» Exercise task: In the entries that follow, how many lines contain the word "psicopatico"? Answer with the number only.
## start
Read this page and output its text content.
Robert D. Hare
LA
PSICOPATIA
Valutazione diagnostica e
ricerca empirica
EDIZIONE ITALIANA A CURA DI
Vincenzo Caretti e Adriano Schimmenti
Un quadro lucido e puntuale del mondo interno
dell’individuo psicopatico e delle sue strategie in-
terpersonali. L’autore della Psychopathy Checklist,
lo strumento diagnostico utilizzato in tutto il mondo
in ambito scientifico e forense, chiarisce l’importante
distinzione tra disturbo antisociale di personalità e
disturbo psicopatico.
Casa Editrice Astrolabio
## end
## start
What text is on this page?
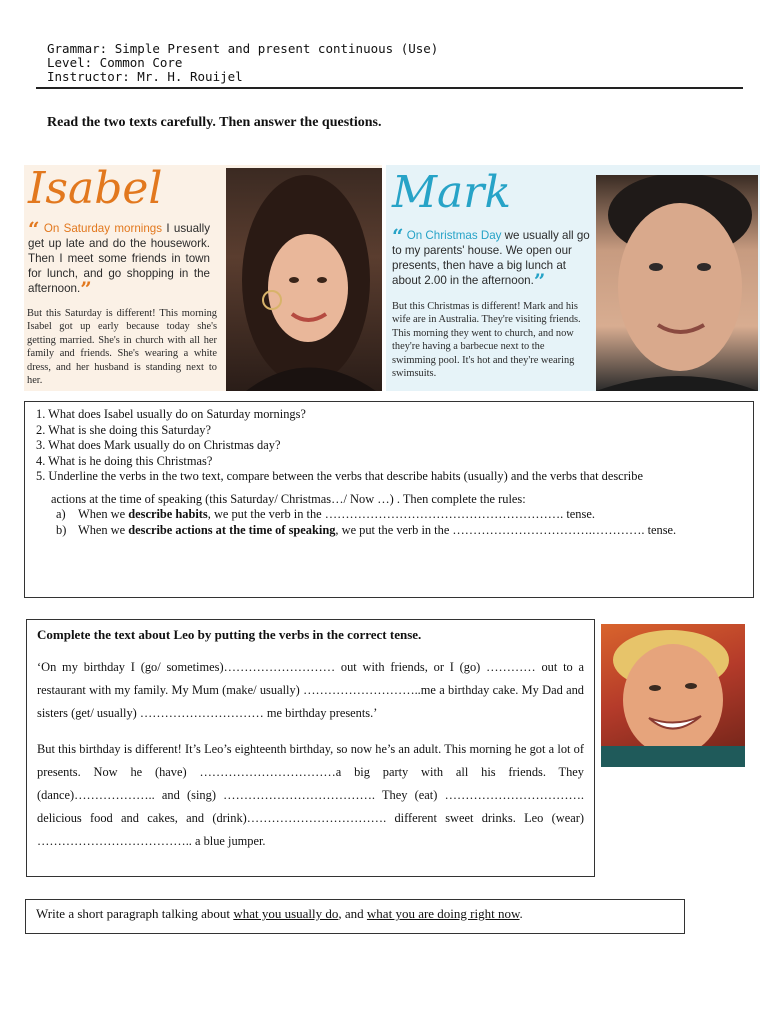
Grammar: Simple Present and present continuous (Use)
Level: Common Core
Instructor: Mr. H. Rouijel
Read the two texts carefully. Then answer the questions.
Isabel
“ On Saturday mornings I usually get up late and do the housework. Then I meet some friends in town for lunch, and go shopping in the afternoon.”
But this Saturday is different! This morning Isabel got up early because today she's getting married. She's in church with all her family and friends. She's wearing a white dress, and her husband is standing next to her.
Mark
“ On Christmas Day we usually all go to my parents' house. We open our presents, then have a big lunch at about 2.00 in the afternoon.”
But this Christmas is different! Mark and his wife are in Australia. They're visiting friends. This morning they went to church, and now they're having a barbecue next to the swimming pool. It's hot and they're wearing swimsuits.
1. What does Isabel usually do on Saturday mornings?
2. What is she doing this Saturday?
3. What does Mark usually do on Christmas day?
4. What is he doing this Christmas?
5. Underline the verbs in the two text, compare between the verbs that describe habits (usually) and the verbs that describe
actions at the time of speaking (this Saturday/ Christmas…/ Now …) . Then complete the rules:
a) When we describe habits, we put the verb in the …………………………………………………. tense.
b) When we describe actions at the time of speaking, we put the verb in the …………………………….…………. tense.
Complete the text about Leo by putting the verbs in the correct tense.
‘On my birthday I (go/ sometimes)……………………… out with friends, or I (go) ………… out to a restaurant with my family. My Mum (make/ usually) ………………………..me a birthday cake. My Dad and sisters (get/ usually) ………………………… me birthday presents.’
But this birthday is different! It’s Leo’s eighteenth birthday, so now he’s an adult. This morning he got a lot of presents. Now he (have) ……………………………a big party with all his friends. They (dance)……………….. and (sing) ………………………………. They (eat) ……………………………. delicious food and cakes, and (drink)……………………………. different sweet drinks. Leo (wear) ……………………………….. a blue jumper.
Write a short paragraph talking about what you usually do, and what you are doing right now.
## end
» Exercise answer: 2